WORK TO BE COMPLETED
Can you pull out each line of the data below that includes the word "JSON"?

RECORD SET
-------

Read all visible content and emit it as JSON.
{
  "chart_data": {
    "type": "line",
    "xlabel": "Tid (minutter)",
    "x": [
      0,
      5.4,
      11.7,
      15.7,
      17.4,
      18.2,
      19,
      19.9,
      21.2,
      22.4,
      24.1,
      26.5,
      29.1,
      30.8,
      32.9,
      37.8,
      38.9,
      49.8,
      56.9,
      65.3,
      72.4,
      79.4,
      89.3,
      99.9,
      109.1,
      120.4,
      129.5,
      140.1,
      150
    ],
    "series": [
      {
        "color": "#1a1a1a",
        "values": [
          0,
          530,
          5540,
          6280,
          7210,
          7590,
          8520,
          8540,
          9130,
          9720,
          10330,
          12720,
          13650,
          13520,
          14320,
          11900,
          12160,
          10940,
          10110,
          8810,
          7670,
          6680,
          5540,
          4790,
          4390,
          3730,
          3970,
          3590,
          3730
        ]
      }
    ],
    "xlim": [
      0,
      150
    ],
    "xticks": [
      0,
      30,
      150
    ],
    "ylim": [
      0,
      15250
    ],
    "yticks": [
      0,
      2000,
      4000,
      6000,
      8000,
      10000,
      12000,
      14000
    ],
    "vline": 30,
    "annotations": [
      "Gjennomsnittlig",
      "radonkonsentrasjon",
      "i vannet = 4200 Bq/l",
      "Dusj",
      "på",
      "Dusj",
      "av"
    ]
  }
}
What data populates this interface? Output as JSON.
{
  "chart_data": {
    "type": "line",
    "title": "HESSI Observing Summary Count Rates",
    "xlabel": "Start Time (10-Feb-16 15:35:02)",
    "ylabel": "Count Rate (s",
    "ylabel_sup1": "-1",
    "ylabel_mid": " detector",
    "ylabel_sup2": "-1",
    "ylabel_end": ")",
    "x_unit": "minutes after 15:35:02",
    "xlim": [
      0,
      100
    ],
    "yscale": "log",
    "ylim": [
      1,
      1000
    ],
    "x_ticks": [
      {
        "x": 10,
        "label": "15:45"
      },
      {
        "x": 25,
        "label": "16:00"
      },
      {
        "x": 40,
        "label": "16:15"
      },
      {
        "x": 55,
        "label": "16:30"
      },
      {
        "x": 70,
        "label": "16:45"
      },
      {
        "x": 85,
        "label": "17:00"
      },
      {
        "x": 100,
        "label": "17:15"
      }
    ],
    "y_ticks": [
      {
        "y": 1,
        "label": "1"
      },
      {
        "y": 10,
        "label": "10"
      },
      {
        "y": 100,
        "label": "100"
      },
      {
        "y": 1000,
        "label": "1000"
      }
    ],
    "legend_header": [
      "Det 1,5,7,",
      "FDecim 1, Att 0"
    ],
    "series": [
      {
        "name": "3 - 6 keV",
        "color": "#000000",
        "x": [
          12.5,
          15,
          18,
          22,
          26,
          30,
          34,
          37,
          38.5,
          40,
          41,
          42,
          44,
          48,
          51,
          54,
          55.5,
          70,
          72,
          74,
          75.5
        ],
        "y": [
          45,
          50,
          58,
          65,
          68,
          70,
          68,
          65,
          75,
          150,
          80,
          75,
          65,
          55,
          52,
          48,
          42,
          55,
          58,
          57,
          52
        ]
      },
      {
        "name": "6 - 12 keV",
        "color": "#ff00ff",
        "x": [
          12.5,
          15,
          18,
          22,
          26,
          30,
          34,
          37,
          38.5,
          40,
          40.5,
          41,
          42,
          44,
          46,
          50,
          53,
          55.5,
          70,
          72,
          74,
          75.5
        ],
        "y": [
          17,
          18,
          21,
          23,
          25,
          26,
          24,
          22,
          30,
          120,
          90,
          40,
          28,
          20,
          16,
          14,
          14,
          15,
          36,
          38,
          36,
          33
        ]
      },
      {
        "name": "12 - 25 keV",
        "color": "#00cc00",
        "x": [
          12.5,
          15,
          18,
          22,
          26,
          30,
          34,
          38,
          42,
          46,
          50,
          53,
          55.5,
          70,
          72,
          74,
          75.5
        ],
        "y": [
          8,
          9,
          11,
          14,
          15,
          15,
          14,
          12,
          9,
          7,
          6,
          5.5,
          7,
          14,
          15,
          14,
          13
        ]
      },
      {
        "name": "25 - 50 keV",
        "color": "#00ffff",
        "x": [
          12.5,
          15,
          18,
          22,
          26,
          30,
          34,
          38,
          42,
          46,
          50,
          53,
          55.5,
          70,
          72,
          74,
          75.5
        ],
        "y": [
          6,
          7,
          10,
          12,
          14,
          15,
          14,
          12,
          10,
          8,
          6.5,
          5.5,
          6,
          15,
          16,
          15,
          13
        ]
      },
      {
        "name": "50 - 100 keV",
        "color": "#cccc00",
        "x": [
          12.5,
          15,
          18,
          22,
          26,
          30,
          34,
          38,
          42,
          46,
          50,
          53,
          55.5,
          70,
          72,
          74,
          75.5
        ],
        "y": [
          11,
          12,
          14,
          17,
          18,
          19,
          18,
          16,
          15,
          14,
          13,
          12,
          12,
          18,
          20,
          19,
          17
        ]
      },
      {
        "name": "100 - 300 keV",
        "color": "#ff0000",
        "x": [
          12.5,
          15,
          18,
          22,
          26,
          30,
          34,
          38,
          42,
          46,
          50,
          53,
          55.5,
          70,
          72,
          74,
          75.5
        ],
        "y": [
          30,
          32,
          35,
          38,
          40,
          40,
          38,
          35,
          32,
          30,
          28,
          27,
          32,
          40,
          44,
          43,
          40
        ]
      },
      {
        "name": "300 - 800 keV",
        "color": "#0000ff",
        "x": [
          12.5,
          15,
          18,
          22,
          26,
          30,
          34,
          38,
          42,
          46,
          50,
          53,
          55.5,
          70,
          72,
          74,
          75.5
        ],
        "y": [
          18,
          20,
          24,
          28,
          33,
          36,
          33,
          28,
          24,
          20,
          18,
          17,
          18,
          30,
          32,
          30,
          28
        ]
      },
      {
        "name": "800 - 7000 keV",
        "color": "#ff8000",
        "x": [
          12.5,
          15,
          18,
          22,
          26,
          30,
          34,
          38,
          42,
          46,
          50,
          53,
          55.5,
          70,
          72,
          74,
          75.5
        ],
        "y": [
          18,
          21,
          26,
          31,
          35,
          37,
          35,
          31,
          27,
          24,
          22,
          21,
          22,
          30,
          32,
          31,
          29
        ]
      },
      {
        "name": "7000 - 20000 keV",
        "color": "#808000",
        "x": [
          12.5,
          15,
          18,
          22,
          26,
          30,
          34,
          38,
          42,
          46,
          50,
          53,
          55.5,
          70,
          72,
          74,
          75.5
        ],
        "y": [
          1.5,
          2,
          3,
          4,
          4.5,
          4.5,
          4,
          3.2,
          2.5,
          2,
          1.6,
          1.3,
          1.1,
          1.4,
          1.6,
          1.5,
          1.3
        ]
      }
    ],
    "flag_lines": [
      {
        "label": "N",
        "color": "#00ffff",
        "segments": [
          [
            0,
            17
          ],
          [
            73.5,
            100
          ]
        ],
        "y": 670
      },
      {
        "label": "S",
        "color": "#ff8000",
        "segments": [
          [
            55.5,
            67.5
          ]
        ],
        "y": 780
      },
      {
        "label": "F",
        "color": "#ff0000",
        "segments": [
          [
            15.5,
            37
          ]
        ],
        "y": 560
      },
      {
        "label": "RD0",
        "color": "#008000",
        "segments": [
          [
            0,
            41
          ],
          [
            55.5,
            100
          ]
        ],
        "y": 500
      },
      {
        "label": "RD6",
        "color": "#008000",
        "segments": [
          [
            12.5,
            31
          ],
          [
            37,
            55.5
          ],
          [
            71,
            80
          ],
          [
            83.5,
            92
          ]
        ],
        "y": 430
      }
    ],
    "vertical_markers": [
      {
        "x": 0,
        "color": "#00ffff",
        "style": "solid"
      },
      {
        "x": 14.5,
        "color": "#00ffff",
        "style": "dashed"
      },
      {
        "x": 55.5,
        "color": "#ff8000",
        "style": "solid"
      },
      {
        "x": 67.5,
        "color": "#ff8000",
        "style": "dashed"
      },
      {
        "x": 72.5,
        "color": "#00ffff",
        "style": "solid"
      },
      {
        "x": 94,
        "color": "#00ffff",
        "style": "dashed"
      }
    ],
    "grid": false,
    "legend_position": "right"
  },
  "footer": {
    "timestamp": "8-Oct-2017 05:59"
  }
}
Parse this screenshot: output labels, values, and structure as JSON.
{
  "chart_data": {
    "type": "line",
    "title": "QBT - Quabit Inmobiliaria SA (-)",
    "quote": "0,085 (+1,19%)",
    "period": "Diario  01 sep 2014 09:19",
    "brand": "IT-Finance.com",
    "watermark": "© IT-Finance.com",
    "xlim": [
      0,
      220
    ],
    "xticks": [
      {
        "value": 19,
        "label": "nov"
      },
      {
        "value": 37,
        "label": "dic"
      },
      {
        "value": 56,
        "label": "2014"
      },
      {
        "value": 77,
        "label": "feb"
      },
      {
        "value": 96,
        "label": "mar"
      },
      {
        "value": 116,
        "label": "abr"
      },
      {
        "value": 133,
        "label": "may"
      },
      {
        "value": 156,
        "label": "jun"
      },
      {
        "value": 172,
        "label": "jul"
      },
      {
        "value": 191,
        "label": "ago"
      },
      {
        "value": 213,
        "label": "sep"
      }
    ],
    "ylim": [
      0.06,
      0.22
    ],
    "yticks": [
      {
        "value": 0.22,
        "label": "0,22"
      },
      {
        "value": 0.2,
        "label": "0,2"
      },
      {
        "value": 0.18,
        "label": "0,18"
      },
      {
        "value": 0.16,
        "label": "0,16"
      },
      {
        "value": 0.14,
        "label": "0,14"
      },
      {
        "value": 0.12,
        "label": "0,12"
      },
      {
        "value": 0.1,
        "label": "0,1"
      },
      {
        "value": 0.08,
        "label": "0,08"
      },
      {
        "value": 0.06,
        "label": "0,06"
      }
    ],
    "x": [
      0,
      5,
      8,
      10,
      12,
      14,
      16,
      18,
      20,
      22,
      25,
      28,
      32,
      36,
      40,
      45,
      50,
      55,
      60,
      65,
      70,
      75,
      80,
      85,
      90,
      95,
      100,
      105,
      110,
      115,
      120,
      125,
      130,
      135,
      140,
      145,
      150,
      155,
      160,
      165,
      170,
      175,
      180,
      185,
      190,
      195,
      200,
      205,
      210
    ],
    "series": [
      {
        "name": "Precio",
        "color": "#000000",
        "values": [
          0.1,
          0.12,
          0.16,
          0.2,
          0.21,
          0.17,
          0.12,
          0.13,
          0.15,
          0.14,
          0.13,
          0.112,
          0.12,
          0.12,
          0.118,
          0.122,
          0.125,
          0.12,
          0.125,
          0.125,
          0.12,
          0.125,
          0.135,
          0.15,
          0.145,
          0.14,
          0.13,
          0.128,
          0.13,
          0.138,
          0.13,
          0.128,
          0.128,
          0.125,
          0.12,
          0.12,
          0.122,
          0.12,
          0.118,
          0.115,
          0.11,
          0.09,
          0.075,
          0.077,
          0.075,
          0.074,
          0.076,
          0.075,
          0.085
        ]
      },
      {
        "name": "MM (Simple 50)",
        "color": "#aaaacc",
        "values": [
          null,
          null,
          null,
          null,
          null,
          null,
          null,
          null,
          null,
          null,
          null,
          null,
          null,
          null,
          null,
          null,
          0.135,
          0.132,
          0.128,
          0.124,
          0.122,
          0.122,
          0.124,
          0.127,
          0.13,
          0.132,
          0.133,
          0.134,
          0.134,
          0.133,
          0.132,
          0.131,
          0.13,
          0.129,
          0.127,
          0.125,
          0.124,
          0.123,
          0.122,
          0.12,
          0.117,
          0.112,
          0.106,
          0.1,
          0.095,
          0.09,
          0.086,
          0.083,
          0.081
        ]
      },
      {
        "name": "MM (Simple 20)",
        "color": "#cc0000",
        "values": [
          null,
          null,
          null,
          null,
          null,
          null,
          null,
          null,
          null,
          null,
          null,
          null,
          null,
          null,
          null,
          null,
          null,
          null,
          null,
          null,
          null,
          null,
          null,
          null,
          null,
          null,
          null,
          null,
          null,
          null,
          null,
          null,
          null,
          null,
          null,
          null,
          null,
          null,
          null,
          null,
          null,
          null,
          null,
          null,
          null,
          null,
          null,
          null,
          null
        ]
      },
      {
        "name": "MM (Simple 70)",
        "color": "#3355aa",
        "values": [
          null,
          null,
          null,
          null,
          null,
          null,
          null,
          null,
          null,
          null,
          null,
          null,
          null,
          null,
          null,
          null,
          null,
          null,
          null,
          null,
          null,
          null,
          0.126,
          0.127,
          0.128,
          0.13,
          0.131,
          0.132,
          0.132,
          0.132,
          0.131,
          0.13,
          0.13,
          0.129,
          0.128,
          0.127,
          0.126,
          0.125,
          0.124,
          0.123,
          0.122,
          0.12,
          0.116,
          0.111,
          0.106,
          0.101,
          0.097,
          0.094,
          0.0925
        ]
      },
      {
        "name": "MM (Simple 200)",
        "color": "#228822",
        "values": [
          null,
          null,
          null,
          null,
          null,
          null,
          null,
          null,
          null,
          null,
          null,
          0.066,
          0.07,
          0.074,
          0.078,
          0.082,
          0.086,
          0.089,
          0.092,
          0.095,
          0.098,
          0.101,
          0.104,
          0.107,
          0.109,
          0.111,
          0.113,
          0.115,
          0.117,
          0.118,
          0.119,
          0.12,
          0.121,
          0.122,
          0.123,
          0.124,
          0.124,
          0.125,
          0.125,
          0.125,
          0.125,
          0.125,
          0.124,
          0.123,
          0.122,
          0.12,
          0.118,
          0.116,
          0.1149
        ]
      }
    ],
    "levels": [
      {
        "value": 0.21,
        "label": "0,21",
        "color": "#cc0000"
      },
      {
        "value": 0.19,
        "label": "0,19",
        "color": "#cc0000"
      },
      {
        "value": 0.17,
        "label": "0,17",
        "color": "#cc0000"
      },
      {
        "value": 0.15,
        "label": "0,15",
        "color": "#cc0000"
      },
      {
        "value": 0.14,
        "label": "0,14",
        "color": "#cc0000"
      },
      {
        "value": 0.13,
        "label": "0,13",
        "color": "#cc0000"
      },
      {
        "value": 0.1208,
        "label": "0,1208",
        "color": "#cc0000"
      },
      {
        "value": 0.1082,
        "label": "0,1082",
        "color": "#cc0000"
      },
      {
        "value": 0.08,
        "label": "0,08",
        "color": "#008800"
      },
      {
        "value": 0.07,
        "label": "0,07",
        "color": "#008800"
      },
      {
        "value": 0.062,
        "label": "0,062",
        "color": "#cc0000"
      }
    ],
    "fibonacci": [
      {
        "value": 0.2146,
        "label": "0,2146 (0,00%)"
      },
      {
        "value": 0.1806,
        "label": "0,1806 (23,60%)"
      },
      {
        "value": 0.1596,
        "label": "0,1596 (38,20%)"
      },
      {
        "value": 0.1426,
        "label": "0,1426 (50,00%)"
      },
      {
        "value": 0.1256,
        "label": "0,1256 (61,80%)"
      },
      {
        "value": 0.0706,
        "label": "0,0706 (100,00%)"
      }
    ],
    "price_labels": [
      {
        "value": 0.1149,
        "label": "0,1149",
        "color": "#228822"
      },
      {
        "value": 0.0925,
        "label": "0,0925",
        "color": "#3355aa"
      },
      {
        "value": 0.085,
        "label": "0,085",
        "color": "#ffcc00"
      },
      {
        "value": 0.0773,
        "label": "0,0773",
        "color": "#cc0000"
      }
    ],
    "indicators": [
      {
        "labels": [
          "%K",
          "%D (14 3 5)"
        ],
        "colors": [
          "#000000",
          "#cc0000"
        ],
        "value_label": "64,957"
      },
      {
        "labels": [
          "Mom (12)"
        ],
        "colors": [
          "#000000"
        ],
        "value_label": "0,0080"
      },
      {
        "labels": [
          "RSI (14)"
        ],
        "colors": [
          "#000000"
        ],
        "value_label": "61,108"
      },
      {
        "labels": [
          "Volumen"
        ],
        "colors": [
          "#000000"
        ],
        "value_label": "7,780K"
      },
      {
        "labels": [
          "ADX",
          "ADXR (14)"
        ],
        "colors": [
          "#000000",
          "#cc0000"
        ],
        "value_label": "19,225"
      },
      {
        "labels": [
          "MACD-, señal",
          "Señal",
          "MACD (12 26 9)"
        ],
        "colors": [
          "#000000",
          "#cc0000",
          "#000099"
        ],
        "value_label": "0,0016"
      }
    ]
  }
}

-------

RESPONSE FOR THIS EXERCISE
Read all visible content and emit it as JSON.
What data populates this interface? Output as JSON.
Parse this screenshot: output labels, values, and structure as JSON.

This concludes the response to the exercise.